__Given instruction__: Return every line of the data below unchanged, with the pictures left out.

__Data entries__:
==============================

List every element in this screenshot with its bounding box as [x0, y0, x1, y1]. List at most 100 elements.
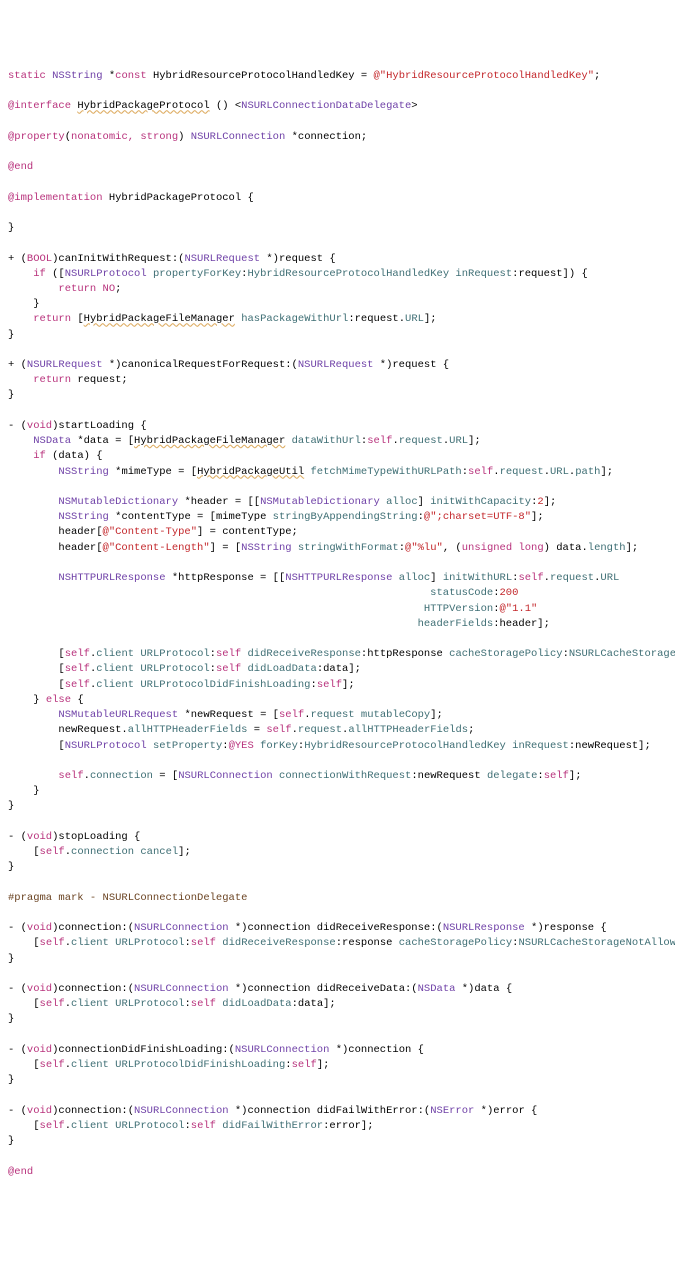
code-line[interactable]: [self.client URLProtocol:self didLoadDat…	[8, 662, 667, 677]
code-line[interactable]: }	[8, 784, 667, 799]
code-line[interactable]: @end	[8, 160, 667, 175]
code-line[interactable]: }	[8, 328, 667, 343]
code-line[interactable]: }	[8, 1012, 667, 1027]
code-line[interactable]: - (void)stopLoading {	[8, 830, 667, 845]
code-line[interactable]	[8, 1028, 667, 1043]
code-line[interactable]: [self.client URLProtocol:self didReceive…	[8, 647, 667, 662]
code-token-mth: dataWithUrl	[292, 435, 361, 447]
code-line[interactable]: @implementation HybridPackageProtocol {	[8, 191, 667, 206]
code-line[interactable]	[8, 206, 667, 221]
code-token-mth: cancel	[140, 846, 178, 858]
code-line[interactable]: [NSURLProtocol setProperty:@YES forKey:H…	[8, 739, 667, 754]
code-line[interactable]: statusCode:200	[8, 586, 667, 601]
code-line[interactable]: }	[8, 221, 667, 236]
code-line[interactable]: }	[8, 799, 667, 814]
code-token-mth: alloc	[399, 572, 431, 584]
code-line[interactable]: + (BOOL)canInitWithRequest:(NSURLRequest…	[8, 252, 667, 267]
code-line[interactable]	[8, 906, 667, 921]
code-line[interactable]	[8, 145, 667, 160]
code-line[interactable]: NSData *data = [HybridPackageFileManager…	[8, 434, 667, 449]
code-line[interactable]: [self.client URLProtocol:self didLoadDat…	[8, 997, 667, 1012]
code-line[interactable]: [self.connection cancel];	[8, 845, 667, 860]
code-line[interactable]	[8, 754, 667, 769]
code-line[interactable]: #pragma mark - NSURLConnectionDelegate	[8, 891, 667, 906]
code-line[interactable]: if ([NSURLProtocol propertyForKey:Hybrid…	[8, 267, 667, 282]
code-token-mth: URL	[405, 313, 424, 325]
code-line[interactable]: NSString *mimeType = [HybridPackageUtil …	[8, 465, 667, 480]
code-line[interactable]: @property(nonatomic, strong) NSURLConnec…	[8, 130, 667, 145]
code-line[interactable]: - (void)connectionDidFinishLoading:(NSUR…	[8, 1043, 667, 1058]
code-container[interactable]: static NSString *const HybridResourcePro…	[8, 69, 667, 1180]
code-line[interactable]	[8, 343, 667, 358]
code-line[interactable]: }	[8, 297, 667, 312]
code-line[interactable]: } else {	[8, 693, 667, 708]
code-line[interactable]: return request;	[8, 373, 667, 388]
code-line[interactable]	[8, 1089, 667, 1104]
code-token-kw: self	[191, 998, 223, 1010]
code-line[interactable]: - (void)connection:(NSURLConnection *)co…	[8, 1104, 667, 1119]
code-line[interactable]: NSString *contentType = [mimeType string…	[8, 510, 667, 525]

==============================

__Answer for this exercise__:
List every element in this screenshot with its bounding box as [x0, y0, x1, y1]. List at most 100 elements.
code-line[interactable]: [self.client URLProtocol:self didLoadDat…	[8, 662, 667, 677]
code-line[interactable]: }	[8, 784, 667, 799]
code-line[interactable]: @end	[8, 160, 667, 175]
code-line[interactable]: }	[8, 328, 667, 343]
code-line[interactable]: }	[8, 1012, 667, 1027]
code-line[interactable]: - (void)stopLoading {	[8, 830, 667, 845]
code-line[interactable]	[8, 1028, 667, 1043]
code-line[interactable]: [self.client URLProtocol:self didReceive…	[8, 647, 667, 662]
code-token-mth: dataWithUrl	[292, 435, 361, 447]
code-line[interactable]: @implementation HybridPackageProtocol {	[8, 191, 667, 206]
code-line[interactable]	[8, 206, 667, 221]
code-token-mth: cancel	[140, 846, 178, 858]
code-line[interactable]: [NSURLProtocol setProperty:@YES forKey:H…	[8, 739, 667, 754]
code-line[interactable]: statusCode:200	[8, 586, 667, 601]
code-line[interactable]: }	[8, 221, 667, 236]
code-line[interactable]: }	[8, 799, 667, 814]
code-token-mth: alloc	[399, 572, 431, 584]
code-line[interactable]: + (BOOL)canInitWithRequest:(NSURLRequest…	[8, 252, 667, 267]
code-line[interactable]	[8, 906, 667, 921]
code-line[interactable]	[8, 145, 667, 160]
code-line[interactable]: NSData *data = [HybridPackageFileManager…	[8, 434, 667, 449]
code-line[interactable]: [self.client URLProtocol:self didLoadDat…	[8, 997, 667, 1012]
code-line[interactable]: [self.connection cancel];	[8, 845, 667, 860]
code-line[interactable]	[8, 754, 667, 769]
code-line[interactable]: #pragma mark - NSURLConnectionDelegate	[8, 891, 667, 906]
code-line[interactable]: if ([NSURLProtocol propertyForKey:Hybrid…	[8, 267, 667, 282]
code-token-mth: URL	[405, 313, 424, 325]
code-line[interactable]: NSString *mimeType = [HybridPackageUtil …	[8, 465, 667, 480]
code-line[interactable]: @property(nonatomic, strong) NSURLConnec…	[8, 130, 667, 145]
code-line[interactable]: - (void)connectionDidFinishLoading:(NSUR…	[8, 1043, 667, 1058]
code-container[interactable]: static NSString *const HybridResourcePro…	[8, 69, 667, 1180]
code-line[interactable]	[8, 343, 667, 358]
code-line[interactable]: }	[8, 297, 667, 312]
code-line[interactable]: } else {	[8, 693, 667, 708]
code-line[interactable]: return request;	[8, 373, 667, 388]
code-line[interactable]	[8, 1089, 667, 1104]
code-token-kw: self	[191, 998, 223, 1010]
code-line[interactable]: - (void)connection:(NSURLConnection *)co…	[8, 1104, 667, 1119]
code-line[interactable]: NSString *contentType = [mimeType string…	[8, 510, 667, 525]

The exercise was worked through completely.